» Tareas a realizar
**a.** Resume en dos oraciones el fragmento sobre La Celsa.
**b.** Reproduce con exactitud el pasaje del fragmento sobre La Celsa que comienza en "Ayer se ejecutaron" y termina en "la Población Marginada.".
**c.** Responde estas preguntas a partir del fragmento sobre La Celsa:
(i) ¿En cuántas casas bajas viven ahora los antiguos pobladores de los chamizos?
(ii) ¿De qué colores están pintadas las nuevas casas?
(iii) ¿Qué dos construcciones quedaban en pie tras las últimas demoliciones?

» Extracto de página
>>>

Treinta años de chabolismo han pasado a la historia. Las favelas de La Celsa, el poblado más antiguo de la ciudad, desapareció ayer con el derribo de sus últimas casetas, cuando se cumple un año de la visita de los Reyes a ese gueto.Los pobladores de sus 109 chamizos viven ya en 96 casas bajas con aspecto de búnker -situadas a pocos metros de donde estaban las chabolas- y en 13 pisos repartidos por la ciudad. Pero la entrega de llaves no conjura todos los problemas de esta barriada gitana, considerada durante años un supermercado de la droga y azotada por el analfabetismo, las toxicomanías y desempleo.

Las nuevas casas están pintadas de verde y azul para mitigar la dureza de esta barriada que rodean desmontes y carreteras. Desde el lunes, los chabolistas hicieron la mudanza de manera escalonada. Sobre cada caseta vacía caía inmediatamente la excavadora.

Ayer se ejecutaron las últimas demoliciones y traslados; y para el mediodía, lo que hace una semana era una abigarrada, inhóspita y tercermundista barriada se convertía en sólo un barrizal. Sólo dos construcciones quedaban en pie: la guardería y la Unidad de Trabajo Social (UTS) del Consorcio para el Realojamiento de la Población Marginada.

<<<

(Datos de reconocimiento de la estructura del documento)

>>>

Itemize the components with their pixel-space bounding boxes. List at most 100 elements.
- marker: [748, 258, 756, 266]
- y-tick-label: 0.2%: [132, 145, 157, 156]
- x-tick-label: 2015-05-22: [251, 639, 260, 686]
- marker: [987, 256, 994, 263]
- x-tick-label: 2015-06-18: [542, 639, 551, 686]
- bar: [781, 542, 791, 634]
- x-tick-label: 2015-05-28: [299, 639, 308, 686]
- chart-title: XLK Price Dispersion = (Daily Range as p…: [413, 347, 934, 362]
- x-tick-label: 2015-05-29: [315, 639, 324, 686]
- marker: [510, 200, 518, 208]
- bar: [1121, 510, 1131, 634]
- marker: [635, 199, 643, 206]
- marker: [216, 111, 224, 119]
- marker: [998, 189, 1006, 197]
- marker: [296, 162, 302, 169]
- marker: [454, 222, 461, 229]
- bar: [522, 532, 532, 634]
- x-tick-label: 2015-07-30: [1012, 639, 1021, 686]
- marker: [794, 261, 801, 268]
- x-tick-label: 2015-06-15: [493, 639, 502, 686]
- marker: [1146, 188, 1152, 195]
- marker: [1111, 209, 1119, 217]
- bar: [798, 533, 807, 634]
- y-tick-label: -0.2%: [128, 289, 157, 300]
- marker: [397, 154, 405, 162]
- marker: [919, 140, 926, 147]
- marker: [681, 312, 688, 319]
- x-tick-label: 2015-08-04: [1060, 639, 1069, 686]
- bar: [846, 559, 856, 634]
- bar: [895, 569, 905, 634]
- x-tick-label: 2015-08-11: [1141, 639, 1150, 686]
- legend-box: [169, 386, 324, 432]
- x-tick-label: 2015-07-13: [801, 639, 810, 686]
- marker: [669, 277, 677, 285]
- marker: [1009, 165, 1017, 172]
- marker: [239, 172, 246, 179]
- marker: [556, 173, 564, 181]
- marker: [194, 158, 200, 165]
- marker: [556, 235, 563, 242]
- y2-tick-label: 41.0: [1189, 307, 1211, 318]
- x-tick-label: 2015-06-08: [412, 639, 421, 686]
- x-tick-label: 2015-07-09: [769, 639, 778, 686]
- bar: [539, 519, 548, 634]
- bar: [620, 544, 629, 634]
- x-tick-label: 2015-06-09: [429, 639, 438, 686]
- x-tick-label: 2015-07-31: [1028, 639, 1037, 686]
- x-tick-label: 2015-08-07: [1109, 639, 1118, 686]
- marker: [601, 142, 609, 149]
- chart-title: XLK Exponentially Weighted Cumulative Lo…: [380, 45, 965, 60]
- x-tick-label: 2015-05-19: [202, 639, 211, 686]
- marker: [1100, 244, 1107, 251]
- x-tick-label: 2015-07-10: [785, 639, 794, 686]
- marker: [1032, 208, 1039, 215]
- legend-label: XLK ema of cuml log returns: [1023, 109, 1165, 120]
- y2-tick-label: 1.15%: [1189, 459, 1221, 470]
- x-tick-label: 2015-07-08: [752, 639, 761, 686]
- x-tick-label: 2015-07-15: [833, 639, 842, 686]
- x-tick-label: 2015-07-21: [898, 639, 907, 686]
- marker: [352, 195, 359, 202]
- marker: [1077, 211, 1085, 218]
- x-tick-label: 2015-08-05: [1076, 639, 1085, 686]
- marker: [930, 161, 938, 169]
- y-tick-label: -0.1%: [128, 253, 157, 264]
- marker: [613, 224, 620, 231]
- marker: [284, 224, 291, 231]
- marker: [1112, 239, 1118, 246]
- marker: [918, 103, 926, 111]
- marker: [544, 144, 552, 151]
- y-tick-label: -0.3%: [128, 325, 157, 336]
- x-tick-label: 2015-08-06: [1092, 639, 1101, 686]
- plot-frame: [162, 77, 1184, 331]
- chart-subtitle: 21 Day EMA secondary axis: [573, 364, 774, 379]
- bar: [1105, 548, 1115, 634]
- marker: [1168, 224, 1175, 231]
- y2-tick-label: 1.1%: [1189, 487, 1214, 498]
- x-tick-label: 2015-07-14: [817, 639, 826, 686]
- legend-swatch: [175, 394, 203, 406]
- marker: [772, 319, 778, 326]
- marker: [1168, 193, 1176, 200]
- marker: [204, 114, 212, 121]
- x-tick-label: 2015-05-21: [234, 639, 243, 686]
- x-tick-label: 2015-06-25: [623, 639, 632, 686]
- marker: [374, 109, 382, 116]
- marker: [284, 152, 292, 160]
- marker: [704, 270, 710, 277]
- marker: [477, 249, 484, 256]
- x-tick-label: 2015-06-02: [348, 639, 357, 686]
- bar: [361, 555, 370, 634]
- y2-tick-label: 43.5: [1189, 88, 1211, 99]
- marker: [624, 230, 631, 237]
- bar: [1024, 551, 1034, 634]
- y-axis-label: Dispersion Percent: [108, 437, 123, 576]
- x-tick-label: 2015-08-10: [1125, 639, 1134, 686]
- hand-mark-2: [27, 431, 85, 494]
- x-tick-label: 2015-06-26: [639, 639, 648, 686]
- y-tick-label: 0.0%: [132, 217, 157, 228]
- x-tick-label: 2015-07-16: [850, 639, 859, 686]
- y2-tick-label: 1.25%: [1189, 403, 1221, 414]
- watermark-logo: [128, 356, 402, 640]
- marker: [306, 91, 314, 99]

<<<

» Respuestas por tarea
**a.** El poblado chabolista de La Celsa, el más antiguo de la ciudad, desapareció ayer con el derribo de sus últimas casetas, y sus pobladores viven ya en 96 casas bajas cercanas y en 13 pisos repartidos por la ciudad. Sin embargo, la entrega de llaves no resuelve todos los problemas de esta barriada gitana, considerada durante años un supermercado de la droga y azotada por el analfabetismo, las toxicomanías y el desempleo.

**b.**
Ayer se ejecutaron las últimas demoliciones y traslados; y para el mediodía, lo que hace una semana era una abigarrada, inhóspita y tercermundista barriada se convertía en sólo un barrizal. Sólo dos construcciones quedaban en pie: la guardería y la Unidad de Trabajo Social (UTS) del Consorcio para el Realojamiento de la Población Marginada.

**c.**
(i) En 96 casas bajas.
(ii) De verde y azul.
(iii) La guardería y la Unidad de Trabajo Social (UTS) del Consorcio para el Realojamiento de la Población Marginada.